◆ Goal ◆
Work out how many lines of the records hold the string "values", and reply with that number alone.

Records from a dataset:
-=-=-
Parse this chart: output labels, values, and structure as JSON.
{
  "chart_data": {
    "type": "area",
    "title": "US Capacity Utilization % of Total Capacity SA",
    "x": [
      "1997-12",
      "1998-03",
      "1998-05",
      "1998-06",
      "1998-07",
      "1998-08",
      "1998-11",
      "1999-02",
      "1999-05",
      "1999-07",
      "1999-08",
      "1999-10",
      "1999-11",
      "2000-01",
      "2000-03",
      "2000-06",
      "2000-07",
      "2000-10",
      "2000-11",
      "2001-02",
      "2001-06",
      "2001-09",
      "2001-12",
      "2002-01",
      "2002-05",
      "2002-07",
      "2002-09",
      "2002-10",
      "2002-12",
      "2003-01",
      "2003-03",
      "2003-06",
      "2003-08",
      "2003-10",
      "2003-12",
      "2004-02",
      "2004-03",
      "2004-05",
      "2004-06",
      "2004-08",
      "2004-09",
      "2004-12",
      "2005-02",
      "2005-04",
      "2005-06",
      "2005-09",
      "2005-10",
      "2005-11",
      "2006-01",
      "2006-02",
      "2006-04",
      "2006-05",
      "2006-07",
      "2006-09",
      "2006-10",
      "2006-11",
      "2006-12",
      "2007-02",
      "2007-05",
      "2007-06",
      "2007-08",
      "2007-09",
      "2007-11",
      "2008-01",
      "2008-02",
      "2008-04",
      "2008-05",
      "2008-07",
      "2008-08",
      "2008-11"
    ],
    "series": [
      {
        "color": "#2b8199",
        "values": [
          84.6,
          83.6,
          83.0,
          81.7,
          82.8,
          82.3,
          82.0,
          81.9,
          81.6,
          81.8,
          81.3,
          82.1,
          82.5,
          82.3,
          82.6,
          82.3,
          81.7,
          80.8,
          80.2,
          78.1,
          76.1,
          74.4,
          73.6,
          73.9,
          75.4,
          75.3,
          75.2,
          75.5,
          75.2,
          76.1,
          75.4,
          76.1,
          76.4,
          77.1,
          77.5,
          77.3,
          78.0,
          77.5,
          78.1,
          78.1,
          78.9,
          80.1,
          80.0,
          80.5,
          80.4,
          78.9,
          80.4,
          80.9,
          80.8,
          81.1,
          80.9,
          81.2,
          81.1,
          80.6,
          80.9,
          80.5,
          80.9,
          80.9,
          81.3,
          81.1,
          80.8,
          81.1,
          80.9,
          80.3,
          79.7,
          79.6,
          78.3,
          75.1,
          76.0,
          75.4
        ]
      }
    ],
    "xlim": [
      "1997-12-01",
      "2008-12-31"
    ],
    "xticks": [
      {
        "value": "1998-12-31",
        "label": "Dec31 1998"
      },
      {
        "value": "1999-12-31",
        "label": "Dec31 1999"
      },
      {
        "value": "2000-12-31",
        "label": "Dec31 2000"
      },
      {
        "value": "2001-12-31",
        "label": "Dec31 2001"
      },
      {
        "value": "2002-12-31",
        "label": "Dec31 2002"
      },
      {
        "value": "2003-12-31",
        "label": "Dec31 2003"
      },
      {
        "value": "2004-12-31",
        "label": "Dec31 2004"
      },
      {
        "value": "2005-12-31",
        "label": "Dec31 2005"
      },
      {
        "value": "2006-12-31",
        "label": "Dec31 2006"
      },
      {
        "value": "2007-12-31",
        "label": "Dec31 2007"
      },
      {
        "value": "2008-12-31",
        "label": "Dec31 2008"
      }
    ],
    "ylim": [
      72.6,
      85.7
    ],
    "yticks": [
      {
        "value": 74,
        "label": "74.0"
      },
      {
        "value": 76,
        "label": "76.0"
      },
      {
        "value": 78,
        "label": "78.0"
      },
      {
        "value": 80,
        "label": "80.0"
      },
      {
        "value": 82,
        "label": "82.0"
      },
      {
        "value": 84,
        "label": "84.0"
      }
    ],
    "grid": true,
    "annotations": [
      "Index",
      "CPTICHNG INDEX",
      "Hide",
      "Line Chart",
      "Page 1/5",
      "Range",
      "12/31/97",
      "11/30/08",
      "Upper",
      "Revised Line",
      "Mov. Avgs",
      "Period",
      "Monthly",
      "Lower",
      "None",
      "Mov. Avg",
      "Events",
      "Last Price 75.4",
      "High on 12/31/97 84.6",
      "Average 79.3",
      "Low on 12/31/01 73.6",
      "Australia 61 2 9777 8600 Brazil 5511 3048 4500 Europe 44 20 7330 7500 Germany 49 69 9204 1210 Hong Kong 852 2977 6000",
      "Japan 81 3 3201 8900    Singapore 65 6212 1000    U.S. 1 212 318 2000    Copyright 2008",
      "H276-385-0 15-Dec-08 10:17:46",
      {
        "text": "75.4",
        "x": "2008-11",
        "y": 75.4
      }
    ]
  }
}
-=-=-
◆ Exercise result ◆
2